Given records >>
** START **
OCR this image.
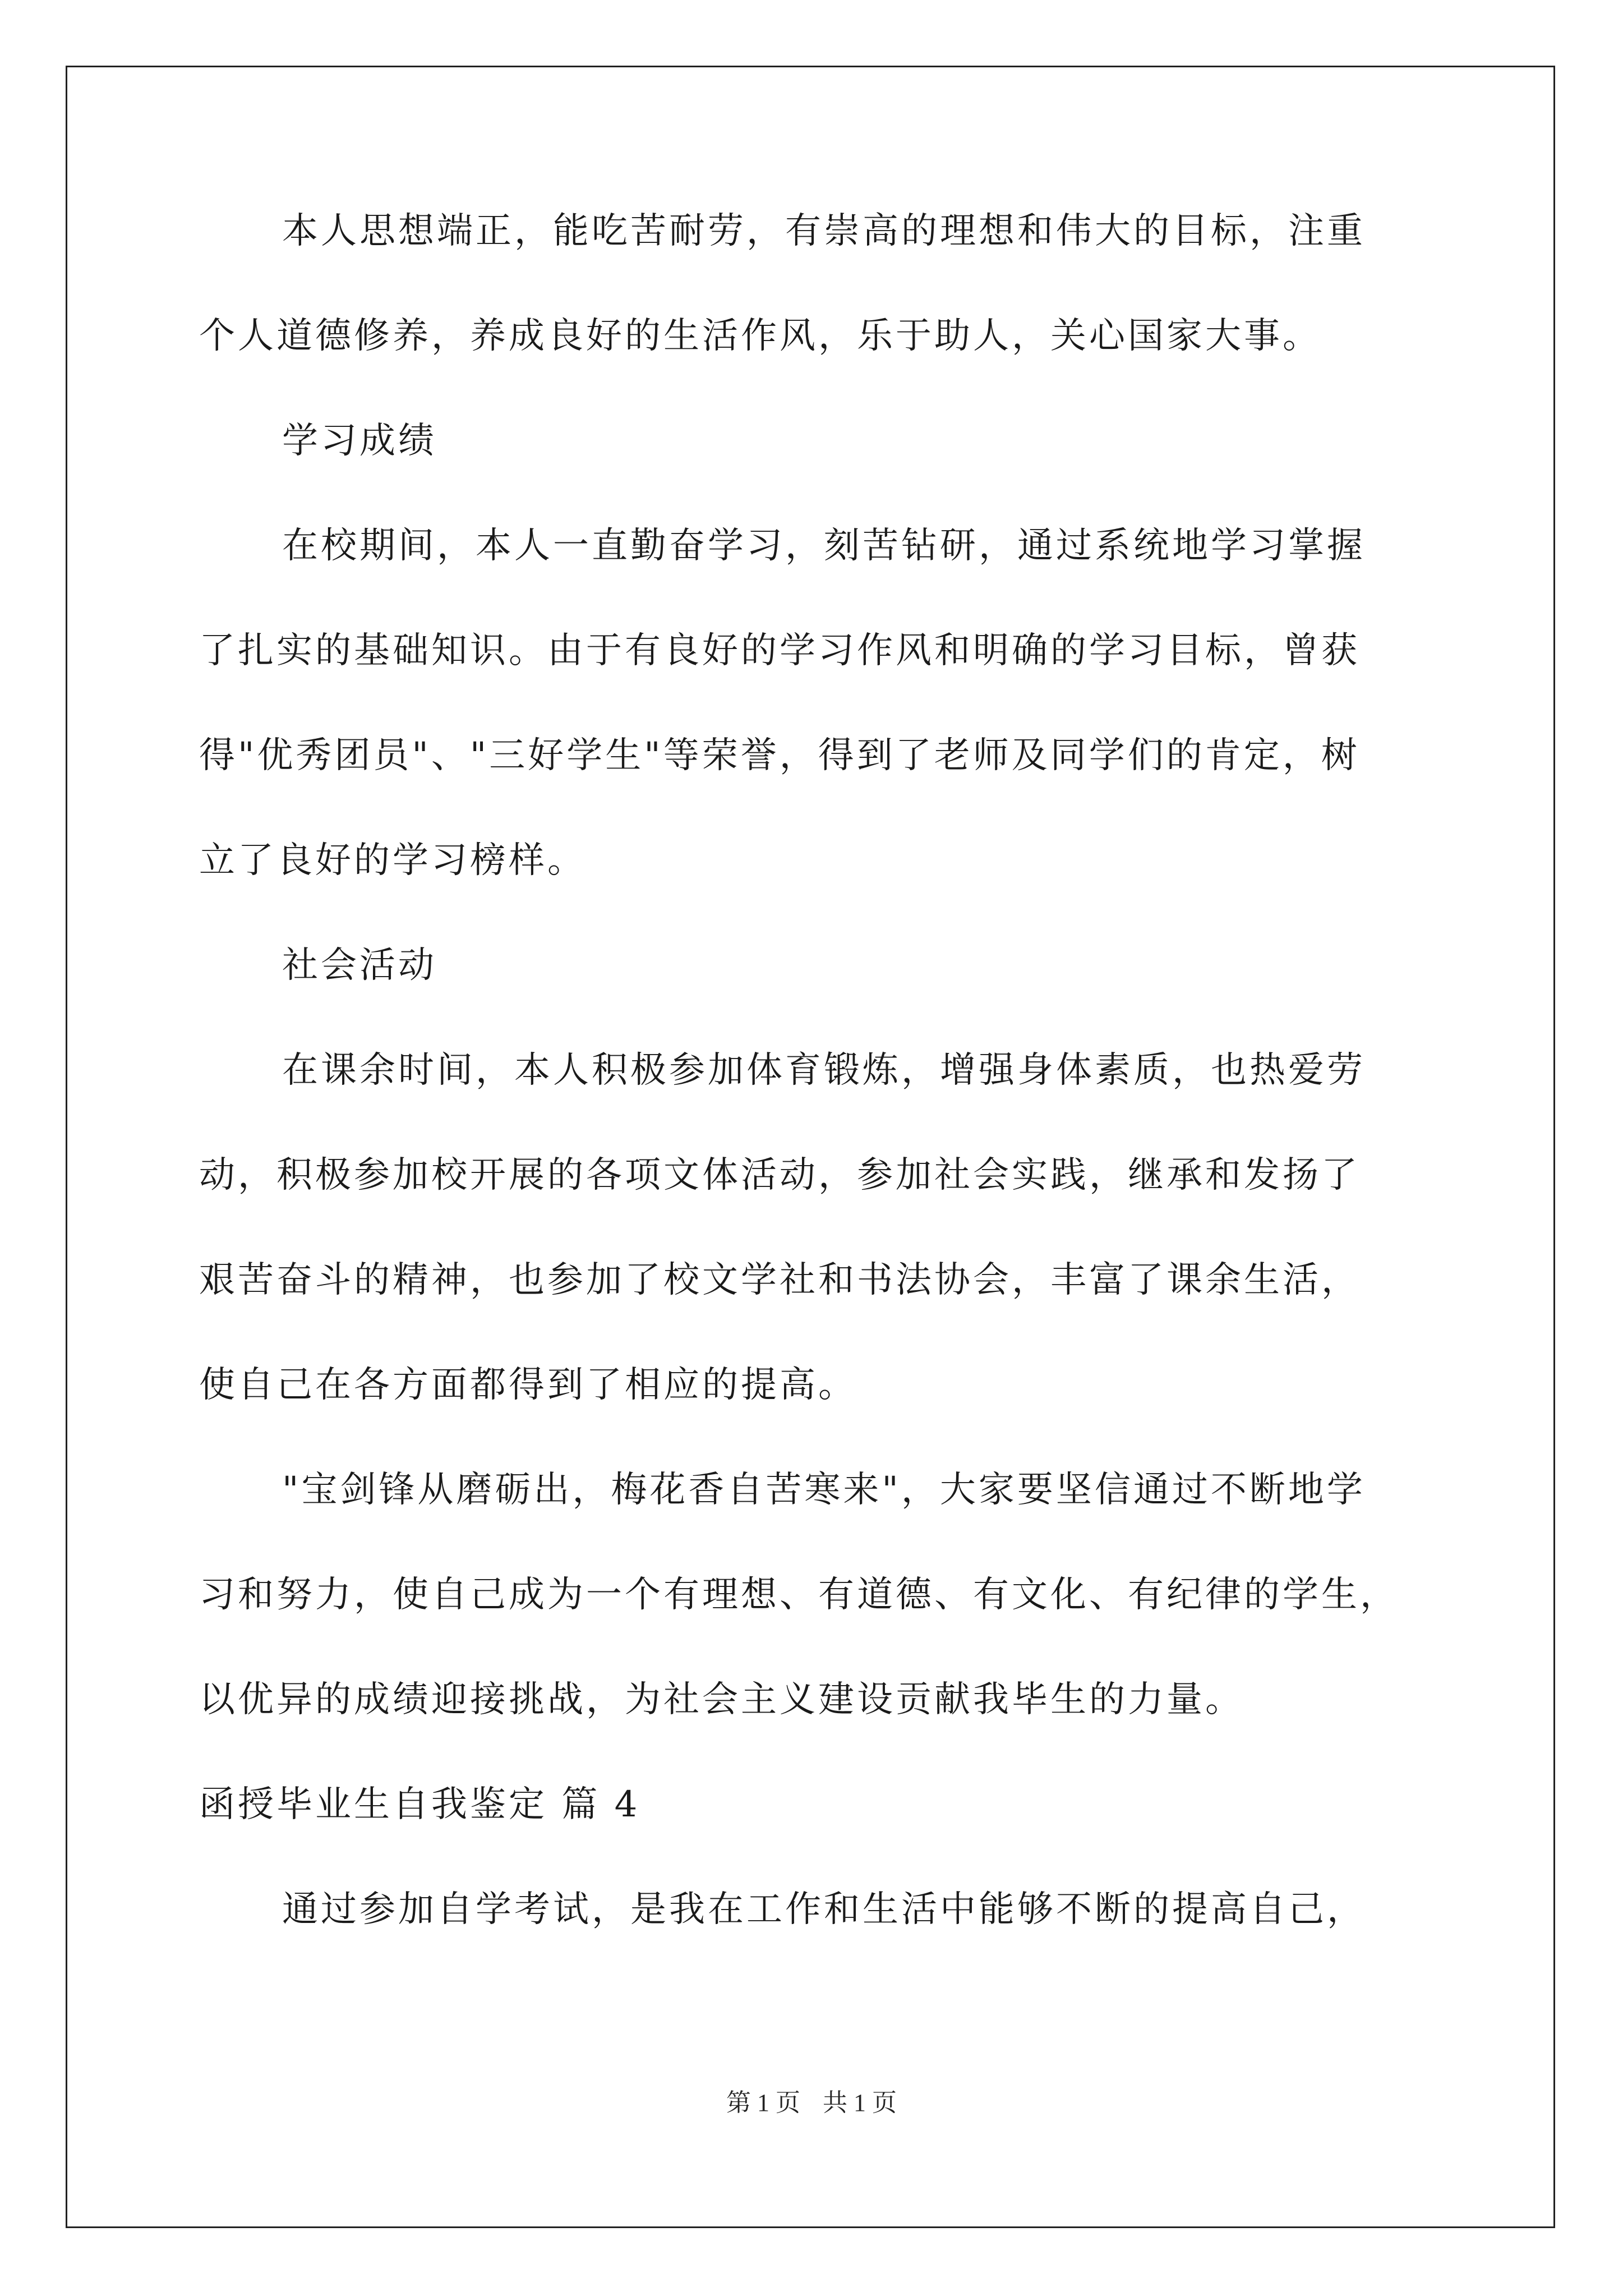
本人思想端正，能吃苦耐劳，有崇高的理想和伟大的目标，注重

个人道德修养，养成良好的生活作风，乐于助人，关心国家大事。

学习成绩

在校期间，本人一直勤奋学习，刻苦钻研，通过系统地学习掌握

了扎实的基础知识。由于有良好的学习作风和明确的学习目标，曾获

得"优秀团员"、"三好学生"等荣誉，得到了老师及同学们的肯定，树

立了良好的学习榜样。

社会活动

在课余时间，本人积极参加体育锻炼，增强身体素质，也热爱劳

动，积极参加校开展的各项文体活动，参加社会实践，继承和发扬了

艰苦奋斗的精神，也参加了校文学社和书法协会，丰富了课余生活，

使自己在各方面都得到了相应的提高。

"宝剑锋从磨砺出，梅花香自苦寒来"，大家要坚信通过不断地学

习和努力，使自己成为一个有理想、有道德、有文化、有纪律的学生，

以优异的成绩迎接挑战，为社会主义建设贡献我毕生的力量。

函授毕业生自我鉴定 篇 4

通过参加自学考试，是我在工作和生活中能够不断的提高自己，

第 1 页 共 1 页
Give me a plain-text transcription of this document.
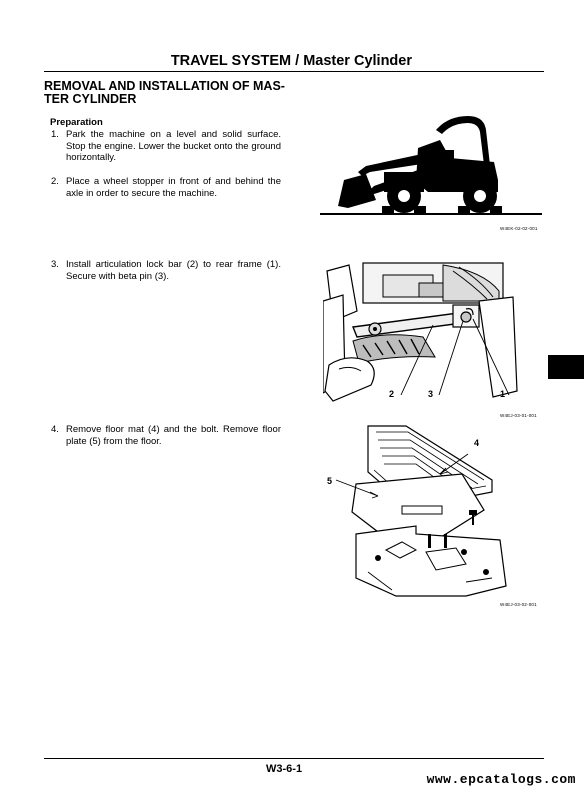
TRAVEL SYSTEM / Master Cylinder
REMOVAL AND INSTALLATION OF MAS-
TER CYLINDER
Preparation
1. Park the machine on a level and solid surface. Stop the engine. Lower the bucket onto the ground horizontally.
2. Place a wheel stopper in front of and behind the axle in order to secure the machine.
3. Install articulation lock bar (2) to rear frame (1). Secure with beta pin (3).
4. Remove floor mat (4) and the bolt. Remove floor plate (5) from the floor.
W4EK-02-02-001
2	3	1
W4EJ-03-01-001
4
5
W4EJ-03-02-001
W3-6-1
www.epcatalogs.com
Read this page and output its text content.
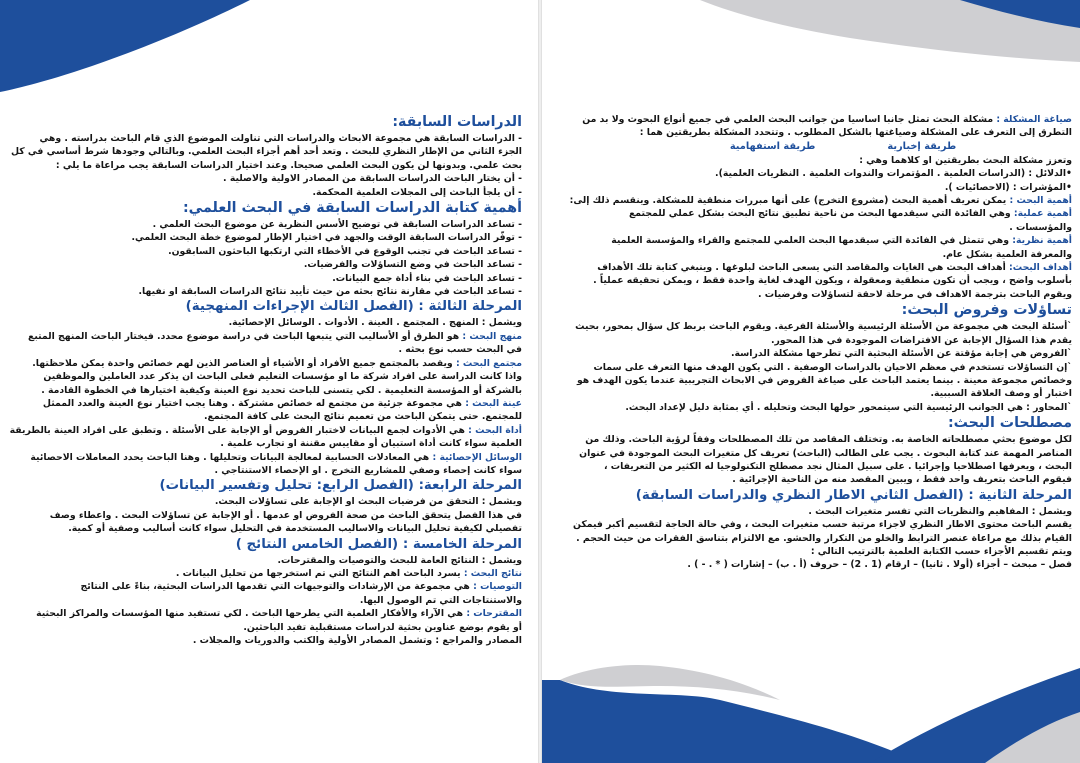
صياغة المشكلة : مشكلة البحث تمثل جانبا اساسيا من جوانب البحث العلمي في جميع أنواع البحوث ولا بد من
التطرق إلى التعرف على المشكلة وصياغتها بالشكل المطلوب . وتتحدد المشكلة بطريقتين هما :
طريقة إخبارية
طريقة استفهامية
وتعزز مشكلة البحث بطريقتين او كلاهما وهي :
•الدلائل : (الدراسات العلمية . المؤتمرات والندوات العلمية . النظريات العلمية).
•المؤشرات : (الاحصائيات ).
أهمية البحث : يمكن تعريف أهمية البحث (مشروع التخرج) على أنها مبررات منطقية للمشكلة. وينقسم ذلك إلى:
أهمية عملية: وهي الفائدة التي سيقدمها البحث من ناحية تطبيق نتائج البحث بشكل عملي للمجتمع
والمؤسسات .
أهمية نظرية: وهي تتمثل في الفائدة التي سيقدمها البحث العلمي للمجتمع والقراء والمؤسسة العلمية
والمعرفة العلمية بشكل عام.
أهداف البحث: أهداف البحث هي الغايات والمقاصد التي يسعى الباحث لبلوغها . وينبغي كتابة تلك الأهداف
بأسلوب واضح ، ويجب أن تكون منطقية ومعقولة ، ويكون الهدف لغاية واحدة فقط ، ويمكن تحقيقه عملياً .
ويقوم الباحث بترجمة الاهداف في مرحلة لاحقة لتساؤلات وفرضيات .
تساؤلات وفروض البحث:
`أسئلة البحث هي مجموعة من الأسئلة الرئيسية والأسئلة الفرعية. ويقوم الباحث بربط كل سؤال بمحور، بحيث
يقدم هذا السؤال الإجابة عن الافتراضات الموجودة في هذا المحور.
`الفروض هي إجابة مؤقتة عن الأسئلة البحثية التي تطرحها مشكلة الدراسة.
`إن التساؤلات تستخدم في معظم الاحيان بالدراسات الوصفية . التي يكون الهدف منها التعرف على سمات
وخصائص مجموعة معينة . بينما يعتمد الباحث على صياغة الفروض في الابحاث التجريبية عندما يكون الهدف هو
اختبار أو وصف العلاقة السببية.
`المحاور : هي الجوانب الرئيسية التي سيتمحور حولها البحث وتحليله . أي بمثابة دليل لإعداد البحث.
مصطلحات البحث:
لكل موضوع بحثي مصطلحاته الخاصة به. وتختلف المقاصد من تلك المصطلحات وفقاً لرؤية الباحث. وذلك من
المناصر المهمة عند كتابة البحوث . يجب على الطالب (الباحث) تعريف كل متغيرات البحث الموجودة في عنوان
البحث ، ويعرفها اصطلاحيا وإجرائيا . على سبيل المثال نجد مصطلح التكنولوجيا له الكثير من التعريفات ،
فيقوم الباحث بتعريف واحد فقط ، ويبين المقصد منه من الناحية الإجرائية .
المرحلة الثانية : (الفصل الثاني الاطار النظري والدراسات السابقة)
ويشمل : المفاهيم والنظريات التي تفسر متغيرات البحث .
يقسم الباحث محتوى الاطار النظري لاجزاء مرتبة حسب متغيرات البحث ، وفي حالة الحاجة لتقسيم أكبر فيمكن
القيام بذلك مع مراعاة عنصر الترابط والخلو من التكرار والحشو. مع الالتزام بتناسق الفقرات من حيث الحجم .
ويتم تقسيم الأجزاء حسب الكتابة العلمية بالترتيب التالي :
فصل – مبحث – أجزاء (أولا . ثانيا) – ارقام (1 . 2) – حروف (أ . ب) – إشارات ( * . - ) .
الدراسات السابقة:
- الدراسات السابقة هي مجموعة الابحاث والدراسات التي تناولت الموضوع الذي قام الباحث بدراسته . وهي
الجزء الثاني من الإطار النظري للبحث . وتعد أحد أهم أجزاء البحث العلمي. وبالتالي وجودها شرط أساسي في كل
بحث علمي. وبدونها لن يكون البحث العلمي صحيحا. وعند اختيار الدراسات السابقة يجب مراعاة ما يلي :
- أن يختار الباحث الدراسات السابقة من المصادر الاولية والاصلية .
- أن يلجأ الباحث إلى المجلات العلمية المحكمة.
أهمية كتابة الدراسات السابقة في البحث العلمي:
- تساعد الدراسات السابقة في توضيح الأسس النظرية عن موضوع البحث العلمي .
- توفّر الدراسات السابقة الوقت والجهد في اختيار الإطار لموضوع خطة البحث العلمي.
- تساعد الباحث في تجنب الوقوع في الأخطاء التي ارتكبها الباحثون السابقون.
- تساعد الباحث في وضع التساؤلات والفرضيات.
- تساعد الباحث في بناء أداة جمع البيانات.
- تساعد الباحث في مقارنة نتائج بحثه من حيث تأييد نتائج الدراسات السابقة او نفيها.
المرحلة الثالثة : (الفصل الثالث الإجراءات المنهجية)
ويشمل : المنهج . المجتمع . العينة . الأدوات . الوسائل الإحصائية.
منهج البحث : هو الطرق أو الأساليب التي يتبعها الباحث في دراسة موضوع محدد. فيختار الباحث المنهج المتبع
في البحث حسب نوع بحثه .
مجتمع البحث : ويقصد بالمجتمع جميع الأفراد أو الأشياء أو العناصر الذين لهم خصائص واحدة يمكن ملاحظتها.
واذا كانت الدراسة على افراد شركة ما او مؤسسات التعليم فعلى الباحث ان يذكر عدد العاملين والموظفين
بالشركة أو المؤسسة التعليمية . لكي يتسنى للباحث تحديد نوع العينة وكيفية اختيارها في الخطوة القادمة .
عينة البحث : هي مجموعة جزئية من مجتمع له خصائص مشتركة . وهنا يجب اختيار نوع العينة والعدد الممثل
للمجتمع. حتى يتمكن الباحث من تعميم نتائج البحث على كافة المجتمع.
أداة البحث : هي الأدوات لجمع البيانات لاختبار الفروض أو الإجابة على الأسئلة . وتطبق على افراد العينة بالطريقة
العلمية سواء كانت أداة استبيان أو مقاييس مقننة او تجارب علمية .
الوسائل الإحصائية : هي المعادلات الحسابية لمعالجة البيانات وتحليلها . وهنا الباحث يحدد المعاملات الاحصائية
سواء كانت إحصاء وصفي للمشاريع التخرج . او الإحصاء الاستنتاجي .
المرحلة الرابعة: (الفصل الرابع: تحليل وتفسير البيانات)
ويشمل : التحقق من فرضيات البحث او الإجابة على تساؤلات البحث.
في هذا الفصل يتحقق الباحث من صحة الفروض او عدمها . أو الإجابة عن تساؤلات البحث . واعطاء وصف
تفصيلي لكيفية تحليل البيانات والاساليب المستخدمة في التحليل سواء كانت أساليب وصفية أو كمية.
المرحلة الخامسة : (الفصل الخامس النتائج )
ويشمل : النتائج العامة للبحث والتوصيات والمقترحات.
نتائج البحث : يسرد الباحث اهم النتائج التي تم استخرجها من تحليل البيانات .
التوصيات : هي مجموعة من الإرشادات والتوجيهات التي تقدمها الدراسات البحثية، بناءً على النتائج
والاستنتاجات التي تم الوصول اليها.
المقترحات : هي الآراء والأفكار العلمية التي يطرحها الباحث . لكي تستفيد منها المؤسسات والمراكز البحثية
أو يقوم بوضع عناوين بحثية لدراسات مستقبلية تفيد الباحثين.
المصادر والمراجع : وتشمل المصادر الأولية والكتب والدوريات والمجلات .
** END **
Work to do >> Pick out and copy the lines of the material that include the word "صياغة".

Result for this exercise >>
صياغة المشكلة : مشكلة البحث تمثل جانبا اساسيا من جوانب البحث العلمي في جميع أنواع البحوث ولا بد من
وخصائص مجموعة معينة . بينما يعتمد الباحث على صياغة الفروض في الابحاث التجريبية عندما يكون الهدف هو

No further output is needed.